* Problem: Search the records for the word "text" and pick out every line that has it.

* Material shown:
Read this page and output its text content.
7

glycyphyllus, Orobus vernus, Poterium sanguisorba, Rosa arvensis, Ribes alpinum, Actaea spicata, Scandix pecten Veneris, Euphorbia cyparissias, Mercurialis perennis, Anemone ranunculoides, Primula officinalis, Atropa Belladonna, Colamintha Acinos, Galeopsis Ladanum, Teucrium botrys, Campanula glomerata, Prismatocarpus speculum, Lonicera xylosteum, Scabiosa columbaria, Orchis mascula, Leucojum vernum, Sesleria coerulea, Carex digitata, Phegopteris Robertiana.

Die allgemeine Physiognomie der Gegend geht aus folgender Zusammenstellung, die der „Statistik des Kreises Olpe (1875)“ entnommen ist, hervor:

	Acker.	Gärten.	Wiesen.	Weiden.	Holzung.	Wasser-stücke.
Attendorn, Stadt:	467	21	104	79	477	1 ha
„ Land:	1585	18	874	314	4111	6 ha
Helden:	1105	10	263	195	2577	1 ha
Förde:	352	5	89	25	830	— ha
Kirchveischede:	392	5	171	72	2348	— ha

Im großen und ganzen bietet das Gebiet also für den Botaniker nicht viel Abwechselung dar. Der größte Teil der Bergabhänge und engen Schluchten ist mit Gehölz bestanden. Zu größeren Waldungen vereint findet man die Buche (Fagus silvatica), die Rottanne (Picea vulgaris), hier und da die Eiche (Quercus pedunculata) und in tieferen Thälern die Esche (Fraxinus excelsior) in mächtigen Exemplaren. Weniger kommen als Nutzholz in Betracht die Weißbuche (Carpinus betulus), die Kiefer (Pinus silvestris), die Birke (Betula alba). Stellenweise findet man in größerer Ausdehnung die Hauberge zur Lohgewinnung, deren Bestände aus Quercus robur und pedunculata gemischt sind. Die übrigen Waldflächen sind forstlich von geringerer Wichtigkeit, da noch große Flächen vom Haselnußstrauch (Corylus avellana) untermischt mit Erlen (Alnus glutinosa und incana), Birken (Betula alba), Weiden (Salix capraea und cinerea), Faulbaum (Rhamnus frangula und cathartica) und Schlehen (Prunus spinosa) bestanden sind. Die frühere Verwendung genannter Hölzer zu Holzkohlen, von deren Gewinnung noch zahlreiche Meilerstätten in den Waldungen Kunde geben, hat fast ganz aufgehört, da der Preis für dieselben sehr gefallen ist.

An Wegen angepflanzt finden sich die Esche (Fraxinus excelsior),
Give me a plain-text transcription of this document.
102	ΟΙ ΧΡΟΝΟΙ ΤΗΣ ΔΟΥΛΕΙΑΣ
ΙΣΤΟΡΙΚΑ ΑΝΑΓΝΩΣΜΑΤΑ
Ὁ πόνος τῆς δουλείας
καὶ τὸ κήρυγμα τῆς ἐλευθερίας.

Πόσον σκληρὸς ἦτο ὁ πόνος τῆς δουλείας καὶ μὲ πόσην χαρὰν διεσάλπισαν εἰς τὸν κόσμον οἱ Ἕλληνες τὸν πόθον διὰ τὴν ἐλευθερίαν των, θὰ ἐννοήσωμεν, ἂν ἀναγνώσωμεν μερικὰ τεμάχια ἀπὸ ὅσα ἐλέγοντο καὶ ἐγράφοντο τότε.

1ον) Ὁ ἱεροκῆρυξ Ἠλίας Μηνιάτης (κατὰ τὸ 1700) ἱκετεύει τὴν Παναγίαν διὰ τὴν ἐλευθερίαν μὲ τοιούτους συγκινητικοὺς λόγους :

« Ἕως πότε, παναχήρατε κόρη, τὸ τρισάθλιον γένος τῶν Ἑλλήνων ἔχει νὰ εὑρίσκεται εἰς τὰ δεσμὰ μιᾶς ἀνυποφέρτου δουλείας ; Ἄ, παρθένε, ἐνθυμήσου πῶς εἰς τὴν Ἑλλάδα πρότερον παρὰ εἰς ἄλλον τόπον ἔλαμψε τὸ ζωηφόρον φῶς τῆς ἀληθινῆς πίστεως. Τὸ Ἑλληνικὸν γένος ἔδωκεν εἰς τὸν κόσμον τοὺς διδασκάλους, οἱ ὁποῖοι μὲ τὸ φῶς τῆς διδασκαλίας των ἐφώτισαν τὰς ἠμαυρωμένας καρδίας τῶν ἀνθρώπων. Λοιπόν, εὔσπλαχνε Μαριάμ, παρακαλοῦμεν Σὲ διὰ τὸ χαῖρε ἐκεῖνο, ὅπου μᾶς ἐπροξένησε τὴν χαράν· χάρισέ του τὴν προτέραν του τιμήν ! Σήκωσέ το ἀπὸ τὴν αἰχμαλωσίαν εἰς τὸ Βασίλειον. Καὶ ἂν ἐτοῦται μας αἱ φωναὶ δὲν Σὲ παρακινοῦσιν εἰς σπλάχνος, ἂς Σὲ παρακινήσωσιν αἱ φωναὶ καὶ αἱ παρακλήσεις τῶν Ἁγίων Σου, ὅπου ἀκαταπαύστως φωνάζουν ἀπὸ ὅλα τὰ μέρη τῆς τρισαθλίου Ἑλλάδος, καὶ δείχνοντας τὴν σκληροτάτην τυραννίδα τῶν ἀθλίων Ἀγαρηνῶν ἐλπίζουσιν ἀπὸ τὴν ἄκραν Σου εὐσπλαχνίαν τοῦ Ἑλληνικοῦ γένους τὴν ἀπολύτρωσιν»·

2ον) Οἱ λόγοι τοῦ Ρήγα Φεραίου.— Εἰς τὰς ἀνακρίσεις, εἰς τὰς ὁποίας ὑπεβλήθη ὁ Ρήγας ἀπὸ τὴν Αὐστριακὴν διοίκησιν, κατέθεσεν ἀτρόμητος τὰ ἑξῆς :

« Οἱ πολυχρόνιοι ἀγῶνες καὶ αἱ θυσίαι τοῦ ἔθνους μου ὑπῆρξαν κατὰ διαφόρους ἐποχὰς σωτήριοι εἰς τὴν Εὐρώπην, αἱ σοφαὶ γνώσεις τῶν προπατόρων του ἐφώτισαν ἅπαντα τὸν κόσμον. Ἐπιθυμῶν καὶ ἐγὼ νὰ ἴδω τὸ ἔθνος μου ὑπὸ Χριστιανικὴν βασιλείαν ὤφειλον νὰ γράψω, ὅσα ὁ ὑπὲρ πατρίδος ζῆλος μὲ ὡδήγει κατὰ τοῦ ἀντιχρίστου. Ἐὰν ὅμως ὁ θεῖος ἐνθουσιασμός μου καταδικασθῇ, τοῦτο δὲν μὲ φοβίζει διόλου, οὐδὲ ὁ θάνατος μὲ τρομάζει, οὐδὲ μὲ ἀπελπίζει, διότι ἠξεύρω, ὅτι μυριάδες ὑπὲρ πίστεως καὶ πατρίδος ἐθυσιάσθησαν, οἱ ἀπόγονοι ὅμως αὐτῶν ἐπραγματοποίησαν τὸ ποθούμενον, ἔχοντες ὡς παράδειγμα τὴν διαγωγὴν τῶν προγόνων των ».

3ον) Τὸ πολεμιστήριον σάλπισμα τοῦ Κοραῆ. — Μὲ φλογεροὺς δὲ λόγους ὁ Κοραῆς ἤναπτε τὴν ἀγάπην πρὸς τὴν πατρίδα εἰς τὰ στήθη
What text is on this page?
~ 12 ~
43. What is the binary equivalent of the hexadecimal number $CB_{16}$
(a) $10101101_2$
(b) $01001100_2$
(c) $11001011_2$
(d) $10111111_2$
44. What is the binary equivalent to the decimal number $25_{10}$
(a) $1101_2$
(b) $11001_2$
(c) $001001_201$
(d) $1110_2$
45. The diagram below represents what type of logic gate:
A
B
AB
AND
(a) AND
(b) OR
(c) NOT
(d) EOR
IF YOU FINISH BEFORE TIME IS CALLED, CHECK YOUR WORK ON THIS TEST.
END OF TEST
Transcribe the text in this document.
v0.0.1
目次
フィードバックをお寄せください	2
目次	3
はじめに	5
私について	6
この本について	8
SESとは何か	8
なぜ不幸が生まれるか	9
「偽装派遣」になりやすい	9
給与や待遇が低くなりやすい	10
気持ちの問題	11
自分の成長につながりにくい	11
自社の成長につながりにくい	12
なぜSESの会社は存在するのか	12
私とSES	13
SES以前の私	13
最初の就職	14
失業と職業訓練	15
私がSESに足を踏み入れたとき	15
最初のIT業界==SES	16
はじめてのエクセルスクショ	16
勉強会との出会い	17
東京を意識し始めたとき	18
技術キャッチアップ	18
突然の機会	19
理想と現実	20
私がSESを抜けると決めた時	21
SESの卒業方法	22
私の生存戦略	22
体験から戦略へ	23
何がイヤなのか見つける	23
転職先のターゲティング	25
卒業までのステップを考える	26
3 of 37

* Task response:
Read this page and output its text content.
Give me a plain-text transcription of this document.
What text is on this page?
Transcribe the text in this document.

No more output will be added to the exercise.